§ **TASK OBJECTIVE**
Work through the data below line by line and say how many lines hold "Positive"; give only the number.

Excerpts from a figure dataset:
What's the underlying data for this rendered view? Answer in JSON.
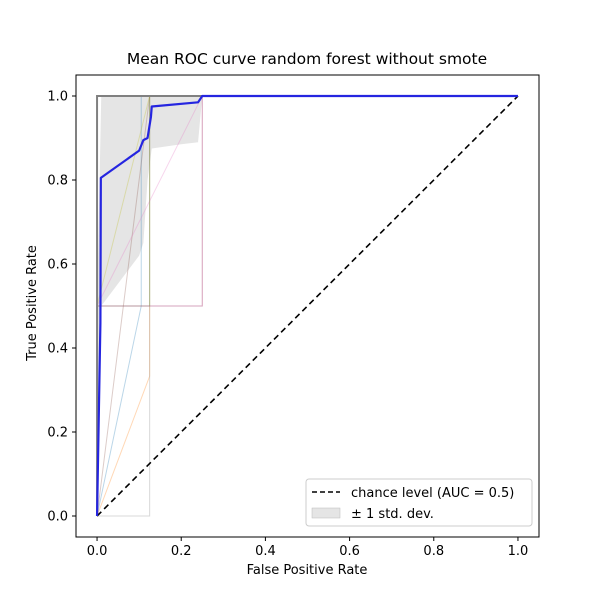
{
  "chart_data": {
    "type": "line",
    "title": "Mean ROC curve random forest without smote",
    "xlabel": "False Positive Rate",
    "ylabel": "True Positive Rate",
    "xlim": [
      -0.05,
      1.05
    ],
    "ylim": [
      -0.05,
      1.05
    ],
    "xticks": [
      "0.0",
      "0.2",
      "0.4",
      "0.6",
      "0.8",
      "1.0"
    ],
    "yticks": [
      "0.0",
      "0.2",
      "0.4",
      "0.6",
      "0.8",
      "1.0"
    ],
    "grid": false,
    "legend_position": "lower-right",
    "legend": [
      {
        "label": "chance level (AUC = 0.5)",
        "kind": "dashed-line",
        "color": "#000000"
      },
      {
        "label": "± 1 std. dev.",
        "kind": "band",
        "color": "#cccccc"
      }
    ],
    "series": [
      {
        "color": "#1f77b4",
        "opacity": 0.3,
        "width": 1,
        "x": [
          0.0,
          0.105,
          0.105,
          0.125,
          0.125,
          1.0
        ],
        "y": [
          0.0,
          0.5,
          1.0,
          1.0,
          1.0,
          1.0
        ]
      },
      {
        "color": "#ff7f0e",
        "opacity": 0.3,
        "width": 1,
        "x": [
          0.0,
          0.125,
          0.125,
          0.125,
          1.0
        ],
        "y": [
          0.0,
          0.333,
          0.5,
          1.0,
          1.0
        ]
      },
      {
        "color": "#2ca02c",
        "opacity": 0.3,
        "width": 1,
        "x": [
          0.0,
          0.0,
          0.125,
          0.125,
          1.0
        ],
        "y": [
          0.0,
          0.5,
          0.5,
          1.0,
          1.0
        ]
      },
      {
        "color": "#d62728",
        "opacity": 0.3,
        "width": 1,
        "x": [
          0.0,
          0.0,
          0.25,
          0.25,
          1.0
        ],
        "y": [
          0.0,
          0.5,
          0.5,
          1.0,
          1.0
        ]
      },
      {
        "color": "#9467bd",
        "opacity": 0.3,
        "width": 1,
        "x": [
          0.0,
          0.0,
          0.25,
          0.25,
          1.0
        ],
        "y": [
          0.0,
          0.5,
          0.5,
          1.0,
          1.0
        ]
      },
      {
        "color": "#8c564b",
        "opacity": 0.3,
        "width": 1,
        "x": [
          0.0,
          0.125,
          0.125,
          1.0
        ],
        "y": [
          0.0,
          1.0,
          1.0,
          1.0
        ]
      },
      {
        "color": "#e377c2",
        "opacity": 0.3,
        "width": 1,
        "x": [
          0.0,
          0.0,
          0.25,
          1.0
        ],
        "y": [
          0.0,
          0.5,
          1.0,
          1.0
        ]
      },
      {
        "color": "#7f7f7f",
        "opacity": 0.3,
        "width": 1,
        "x": [
          0.0,
          0.0,
          0.125,
          0.125,
          1.0
        ],
        "y": [
          0.0,
          0.0,
          0.0,
          1.0,
          1.0
        ]
      },
      {
        "color": "#bcbd22",
        "opacity": 0.3,
        "width": 1,
        "x": [
          0.0,
          0.0,
          0.125,
          1.0
        ],
        "y": [
          0.0,
          0.5,
          1.0,
          1.0
        ]
      },
      {
        "color": "#17becf",
        "opacity": 0.3,
        "width": 1,
        "x": [
          0.0,
          0.0,
          0.005,
          1.0
        ],
        "y": [
          0.0,
          1.0,
          1.0,
          1.0
        ]
      },
      {
        "color": "#808080",
        "opacity": 1.0,
        "width": 2,
        "x": [
          0.0,
          0.0,
          1.0
        ],
        "y": [
          0.0,
          1.0,
          1.0
        ]
      }
    ],
    "mean_roc": {
      "color": "#2525e0",
      "x": [
        0.0,
        0.008,
        0.009,
        0.1,
        0.11,
        0.12,
        0.128,
        0.13,
        0.24,
        0.25,
        1.0
      ],
      "y": [
        0.0,
        0.46,
        0.805,
        0.87,
        0.895,
        0.9,
        0.95,
        0.975,
        0.985,
        1.0,
        1.0
      ]
    },
    "std_band": {
      "color": "#cccccc",
      "x": [
        0.0,
        0.01,
        0.1,
        0.11,
        0.12,
        0.13,
        0.2,
        0.24,
        0.25,
        1.0
      ],
      "upper": [
        0.5,
        1.0,
        1.0,
        1.0,
        1.0,
        1.0,
        1.0,
        1.0,
        1.0,
        1.0
      ],
      "lower": [
        0.0,
        0.5,
        0.62,
        0.65,
        0.8,
        0.875,
        0.885,
        0.89,
        1.0,
        1.0
      ]
    },
    "chance_line": {
      "x": [
        0.0,
        1.0
      ],
      "y": [
        0.0,
        1.0
      ]
    }
  }
}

§ **TASK RESPONSE**
2